Find the lines holding "compelling" and copy them.

** begin Material to process **

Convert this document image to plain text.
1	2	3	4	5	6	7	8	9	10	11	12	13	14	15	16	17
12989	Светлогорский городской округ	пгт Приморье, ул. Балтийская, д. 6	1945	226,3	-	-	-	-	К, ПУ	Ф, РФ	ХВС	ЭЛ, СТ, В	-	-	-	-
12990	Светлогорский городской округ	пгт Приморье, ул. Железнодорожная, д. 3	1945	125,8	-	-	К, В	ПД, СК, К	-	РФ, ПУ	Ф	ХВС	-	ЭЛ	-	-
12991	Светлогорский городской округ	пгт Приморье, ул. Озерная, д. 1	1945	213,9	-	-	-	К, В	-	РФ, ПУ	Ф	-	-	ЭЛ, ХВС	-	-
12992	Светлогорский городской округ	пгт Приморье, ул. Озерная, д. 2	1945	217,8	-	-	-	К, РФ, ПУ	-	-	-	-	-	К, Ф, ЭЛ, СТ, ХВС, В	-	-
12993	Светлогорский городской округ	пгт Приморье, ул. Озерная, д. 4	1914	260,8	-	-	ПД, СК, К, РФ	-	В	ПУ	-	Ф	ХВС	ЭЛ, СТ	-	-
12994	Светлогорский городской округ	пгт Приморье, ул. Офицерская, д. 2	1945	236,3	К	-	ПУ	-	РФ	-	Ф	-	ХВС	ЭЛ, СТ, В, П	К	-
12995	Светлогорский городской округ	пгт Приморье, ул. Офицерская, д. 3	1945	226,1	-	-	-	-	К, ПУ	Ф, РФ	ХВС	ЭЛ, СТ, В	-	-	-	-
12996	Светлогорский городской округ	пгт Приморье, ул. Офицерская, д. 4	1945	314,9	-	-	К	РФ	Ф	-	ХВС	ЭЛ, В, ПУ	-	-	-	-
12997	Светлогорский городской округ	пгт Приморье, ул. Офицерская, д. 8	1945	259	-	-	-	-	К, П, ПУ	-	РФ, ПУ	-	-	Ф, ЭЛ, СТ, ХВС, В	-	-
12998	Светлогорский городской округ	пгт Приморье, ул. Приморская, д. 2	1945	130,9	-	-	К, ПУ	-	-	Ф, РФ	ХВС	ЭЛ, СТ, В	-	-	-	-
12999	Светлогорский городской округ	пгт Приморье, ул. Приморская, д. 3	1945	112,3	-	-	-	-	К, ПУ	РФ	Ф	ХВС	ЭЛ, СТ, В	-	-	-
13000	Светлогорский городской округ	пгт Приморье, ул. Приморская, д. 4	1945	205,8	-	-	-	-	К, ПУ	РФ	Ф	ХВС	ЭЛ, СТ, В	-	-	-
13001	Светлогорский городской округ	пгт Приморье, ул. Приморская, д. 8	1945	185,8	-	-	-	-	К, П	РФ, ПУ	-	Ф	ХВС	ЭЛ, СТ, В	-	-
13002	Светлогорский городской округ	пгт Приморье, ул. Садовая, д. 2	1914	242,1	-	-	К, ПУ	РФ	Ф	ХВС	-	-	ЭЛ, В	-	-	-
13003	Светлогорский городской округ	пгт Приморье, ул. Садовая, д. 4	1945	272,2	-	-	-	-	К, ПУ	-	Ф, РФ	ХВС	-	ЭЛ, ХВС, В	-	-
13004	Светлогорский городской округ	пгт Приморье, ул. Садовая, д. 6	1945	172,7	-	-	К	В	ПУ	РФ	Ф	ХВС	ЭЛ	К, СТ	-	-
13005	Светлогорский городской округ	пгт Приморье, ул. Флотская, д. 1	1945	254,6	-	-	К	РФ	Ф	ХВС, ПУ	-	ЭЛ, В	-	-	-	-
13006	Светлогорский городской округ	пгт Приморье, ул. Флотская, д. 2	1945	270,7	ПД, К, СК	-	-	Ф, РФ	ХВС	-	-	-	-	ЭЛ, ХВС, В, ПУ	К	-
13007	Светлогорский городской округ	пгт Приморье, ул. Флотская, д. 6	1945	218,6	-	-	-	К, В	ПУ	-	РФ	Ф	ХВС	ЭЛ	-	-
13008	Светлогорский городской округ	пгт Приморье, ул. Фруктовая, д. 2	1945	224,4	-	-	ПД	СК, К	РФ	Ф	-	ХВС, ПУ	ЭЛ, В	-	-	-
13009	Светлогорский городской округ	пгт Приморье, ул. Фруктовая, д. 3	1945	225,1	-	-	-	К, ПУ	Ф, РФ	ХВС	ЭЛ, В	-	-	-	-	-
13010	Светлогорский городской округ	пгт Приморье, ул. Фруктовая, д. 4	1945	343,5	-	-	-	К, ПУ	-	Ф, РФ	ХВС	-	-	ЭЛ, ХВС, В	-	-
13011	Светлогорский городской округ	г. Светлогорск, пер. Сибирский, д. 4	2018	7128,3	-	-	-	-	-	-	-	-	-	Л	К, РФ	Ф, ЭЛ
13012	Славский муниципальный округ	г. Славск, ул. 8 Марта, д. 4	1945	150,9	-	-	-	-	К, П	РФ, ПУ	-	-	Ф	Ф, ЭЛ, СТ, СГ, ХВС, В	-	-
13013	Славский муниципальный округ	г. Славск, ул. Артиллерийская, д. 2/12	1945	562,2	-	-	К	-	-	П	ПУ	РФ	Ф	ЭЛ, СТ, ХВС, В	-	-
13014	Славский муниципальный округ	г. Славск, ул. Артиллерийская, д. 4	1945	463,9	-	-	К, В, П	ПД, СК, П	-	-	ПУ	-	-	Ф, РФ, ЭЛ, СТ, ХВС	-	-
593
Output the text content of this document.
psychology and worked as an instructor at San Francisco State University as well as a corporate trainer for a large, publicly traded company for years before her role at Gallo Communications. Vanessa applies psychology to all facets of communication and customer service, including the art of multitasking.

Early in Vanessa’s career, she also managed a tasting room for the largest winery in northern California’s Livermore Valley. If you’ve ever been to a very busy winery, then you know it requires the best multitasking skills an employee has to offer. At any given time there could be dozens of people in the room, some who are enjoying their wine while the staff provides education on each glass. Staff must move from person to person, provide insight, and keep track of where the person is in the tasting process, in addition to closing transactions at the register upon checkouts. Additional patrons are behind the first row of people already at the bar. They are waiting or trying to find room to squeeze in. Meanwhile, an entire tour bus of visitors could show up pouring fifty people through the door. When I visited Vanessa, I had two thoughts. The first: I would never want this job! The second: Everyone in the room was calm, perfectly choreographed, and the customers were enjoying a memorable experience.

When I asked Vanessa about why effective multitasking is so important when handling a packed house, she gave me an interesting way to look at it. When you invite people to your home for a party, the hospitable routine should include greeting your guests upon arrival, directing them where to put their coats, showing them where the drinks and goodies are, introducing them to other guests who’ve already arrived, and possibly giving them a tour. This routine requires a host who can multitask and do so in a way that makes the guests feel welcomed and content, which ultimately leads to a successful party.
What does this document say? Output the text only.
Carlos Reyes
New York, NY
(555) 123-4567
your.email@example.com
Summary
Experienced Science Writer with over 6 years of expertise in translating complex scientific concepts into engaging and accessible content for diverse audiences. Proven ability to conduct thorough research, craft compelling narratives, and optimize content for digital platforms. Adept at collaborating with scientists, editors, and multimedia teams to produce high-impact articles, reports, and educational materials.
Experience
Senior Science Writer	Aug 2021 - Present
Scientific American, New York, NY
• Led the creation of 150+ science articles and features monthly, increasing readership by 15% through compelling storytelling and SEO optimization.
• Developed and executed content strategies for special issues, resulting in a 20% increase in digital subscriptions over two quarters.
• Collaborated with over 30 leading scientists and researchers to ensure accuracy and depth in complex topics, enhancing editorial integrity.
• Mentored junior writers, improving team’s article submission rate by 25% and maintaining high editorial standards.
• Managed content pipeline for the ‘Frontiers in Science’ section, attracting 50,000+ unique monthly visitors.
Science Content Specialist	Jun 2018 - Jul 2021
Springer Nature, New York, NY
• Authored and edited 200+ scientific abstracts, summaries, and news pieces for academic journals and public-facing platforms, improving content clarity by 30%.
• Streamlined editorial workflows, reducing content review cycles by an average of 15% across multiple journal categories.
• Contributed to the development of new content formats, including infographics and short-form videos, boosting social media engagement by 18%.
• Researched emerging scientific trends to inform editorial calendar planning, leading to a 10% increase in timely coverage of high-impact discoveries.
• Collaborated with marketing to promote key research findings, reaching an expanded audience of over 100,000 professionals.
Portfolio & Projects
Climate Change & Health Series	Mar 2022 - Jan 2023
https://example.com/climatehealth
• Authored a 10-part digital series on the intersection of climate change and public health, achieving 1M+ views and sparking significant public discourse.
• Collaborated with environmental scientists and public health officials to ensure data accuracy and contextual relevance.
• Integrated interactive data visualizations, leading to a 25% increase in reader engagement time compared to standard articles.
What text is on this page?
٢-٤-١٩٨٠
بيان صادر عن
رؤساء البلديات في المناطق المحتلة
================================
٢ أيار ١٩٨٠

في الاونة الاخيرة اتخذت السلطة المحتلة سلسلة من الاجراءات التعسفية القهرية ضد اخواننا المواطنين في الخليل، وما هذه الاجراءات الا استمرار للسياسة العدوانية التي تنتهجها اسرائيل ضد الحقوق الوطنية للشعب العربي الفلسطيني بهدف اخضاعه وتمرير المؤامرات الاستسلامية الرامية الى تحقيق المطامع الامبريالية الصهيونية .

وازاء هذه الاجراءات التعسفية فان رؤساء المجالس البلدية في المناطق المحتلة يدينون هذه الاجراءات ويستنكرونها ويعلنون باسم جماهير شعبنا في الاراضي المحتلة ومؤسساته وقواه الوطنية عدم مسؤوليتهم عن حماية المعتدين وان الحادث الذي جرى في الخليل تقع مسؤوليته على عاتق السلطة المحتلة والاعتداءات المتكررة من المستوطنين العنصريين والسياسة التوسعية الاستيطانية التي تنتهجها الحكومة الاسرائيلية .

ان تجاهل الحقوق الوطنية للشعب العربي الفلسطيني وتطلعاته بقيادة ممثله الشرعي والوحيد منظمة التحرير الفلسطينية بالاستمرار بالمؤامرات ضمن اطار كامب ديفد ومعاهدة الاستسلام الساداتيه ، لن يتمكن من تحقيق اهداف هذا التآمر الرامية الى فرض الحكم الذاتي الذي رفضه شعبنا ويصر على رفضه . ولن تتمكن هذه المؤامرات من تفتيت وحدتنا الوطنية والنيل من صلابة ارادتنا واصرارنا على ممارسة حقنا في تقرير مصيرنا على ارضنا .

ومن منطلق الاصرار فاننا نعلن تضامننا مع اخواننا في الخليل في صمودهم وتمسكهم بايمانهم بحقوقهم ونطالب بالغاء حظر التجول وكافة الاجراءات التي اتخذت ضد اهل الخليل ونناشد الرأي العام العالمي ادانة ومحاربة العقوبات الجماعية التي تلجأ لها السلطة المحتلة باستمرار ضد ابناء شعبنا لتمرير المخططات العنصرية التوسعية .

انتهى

** end Material to process **

- _Final result_:
Experienced Science Writer with over 6 years of expertise in translating complex scientific concepts into engaging and accessible content for diverse audiences. Proven ability to conduct thorough research, craft compelling narratives, and optimize content for digital platforms. Adept at collaborating with scientists, editors, and multimedia teams to produce high-impact articles, reports, and educational materials.
• Led the creation of 150+ science articles and features monthly, increasing readership by 15% through compelling storytelling and SEO optimization.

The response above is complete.